* [OBJECTIVE]:
In the records below, work out how many lines hold the word "UNIDAD". Report the number alone.

* [Collection entries]:
......

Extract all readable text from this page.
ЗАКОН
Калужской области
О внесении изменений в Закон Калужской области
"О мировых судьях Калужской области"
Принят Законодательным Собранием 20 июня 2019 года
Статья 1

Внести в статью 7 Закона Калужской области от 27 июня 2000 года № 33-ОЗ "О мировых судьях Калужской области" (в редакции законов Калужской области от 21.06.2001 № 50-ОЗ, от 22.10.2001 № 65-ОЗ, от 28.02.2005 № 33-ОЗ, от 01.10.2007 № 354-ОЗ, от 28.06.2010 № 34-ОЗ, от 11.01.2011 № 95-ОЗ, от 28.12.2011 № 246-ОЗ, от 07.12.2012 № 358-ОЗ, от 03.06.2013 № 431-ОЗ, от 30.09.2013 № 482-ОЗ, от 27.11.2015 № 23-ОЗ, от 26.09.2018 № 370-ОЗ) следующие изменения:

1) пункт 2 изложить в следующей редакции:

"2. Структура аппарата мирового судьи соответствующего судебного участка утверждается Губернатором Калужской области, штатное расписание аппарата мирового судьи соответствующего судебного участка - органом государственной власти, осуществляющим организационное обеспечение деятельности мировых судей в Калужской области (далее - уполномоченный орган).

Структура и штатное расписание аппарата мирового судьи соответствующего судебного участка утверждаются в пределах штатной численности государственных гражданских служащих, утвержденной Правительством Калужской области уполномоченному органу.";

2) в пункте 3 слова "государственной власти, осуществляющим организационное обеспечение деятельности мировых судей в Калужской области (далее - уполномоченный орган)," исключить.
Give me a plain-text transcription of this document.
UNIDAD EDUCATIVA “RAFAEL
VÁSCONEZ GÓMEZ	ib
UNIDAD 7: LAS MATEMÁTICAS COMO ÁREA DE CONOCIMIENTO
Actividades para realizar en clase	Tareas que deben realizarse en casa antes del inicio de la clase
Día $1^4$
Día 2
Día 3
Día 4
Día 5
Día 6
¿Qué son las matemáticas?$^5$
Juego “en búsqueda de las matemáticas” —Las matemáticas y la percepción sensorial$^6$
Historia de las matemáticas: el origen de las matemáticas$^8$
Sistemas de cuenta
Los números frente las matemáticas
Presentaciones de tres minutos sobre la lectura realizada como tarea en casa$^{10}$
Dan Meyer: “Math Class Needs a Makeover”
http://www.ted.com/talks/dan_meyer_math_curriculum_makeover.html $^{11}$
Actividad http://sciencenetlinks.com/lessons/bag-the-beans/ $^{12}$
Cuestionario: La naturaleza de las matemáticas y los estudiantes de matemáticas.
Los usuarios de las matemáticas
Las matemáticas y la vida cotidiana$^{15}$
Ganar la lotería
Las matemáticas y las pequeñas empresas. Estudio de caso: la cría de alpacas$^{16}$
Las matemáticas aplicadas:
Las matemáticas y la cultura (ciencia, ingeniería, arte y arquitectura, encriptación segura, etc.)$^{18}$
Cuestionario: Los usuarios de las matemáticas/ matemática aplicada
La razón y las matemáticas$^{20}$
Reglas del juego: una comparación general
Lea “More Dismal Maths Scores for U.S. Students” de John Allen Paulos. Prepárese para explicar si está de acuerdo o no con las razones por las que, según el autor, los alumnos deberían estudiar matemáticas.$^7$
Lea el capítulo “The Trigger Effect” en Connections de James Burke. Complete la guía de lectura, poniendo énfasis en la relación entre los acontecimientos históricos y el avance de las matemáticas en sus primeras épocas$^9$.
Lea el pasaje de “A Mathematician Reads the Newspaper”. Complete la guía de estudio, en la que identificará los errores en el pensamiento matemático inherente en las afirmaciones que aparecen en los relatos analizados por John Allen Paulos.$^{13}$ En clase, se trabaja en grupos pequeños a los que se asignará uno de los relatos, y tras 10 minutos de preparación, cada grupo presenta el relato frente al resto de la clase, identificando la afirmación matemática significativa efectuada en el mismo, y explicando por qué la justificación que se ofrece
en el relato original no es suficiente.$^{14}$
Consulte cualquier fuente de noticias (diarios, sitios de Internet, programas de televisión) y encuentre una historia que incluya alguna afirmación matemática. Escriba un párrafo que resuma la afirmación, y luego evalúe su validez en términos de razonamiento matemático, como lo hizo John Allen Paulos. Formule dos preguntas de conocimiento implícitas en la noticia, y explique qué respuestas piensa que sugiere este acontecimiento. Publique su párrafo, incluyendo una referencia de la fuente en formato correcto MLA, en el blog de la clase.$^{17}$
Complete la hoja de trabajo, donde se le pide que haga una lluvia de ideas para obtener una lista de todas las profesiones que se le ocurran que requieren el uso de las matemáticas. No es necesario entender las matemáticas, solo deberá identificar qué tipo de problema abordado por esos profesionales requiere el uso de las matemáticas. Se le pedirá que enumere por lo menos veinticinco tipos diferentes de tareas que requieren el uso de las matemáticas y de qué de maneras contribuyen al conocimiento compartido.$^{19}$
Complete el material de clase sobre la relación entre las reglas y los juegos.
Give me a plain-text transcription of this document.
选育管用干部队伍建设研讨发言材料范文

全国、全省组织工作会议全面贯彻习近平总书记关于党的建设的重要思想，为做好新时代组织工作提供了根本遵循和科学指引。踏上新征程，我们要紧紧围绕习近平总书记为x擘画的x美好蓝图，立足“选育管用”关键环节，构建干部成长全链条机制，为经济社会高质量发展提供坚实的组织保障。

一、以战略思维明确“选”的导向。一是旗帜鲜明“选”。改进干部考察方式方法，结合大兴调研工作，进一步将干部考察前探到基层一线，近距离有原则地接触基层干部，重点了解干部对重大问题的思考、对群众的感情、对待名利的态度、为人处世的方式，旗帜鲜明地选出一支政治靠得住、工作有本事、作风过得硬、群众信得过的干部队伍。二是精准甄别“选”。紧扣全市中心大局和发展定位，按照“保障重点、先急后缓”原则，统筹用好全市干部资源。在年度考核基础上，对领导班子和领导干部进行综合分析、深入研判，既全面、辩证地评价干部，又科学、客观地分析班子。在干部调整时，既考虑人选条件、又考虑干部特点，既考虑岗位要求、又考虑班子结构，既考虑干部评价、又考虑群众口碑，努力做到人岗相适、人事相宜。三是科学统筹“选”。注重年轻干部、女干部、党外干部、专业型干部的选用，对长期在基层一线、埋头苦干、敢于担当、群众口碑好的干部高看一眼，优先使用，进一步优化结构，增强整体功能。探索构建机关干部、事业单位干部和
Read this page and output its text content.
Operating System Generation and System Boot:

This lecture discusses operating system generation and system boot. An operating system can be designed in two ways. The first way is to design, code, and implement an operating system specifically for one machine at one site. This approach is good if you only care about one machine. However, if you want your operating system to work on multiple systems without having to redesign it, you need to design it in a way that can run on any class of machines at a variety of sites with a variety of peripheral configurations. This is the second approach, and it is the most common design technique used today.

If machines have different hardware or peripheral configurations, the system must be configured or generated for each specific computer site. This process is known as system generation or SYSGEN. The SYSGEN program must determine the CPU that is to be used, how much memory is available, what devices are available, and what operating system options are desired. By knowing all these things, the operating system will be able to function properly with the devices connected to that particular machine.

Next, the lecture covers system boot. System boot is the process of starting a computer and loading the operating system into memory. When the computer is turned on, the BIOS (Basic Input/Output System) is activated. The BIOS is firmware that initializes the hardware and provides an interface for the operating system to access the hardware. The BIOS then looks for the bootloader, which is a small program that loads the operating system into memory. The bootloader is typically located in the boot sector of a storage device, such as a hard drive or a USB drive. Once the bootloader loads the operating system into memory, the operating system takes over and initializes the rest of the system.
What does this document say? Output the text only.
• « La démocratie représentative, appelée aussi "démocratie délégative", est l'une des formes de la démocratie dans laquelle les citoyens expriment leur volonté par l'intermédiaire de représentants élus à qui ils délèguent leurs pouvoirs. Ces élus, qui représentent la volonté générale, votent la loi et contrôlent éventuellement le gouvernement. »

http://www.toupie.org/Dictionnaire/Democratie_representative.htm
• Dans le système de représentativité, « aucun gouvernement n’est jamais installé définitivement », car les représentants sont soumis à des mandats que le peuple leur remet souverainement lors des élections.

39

......

* [FINISHED TASK]:
2